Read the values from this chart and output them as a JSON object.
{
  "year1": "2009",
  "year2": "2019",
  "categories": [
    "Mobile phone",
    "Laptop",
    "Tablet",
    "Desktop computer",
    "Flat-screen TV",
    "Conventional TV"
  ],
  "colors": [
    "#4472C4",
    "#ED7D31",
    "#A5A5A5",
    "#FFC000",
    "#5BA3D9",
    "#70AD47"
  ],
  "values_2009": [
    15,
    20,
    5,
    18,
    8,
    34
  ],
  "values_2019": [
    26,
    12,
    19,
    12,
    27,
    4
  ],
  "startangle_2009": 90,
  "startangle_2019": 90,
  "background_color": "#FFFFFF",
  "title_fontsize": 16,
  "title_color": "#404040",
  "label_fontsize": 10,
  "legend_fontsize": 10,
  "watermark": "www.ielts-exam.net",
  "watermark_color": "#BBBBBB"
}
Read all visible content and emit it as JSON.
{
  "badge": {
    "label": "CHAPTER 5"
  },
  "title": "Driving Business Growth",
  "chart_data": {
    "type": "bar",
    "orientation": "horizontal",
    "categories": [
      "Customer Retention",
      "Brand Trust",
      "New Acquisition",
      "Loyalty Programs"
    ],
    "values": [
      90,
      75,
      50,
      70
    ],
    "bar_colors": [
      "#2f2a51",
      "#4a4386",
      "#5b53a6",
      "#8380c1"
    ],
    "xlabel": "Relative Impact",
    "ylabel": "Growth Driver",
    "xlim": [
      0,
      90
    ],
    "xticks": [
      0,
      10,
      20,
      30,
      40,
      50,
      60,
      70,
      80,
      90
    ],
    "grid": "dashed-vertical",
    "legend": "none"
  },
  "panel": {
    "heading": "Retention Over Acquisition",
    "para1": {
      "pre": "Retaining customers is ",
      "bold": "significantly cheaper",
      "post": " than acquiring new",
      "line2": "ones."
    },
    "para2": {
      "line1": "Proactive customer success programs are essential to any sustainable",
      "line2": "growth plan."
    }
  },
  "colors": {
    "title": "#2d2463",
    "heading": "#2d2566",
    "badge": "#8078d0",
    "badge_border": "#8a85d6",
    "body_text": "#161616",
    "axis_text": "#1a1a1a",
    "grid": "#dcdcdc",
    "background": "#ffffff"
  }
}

....

In the lines above, find each one with "Acquisition" and list it.

== THE OUTPUT ==
      "New Acquisition",
    "heading": "Retention Over Acquisition",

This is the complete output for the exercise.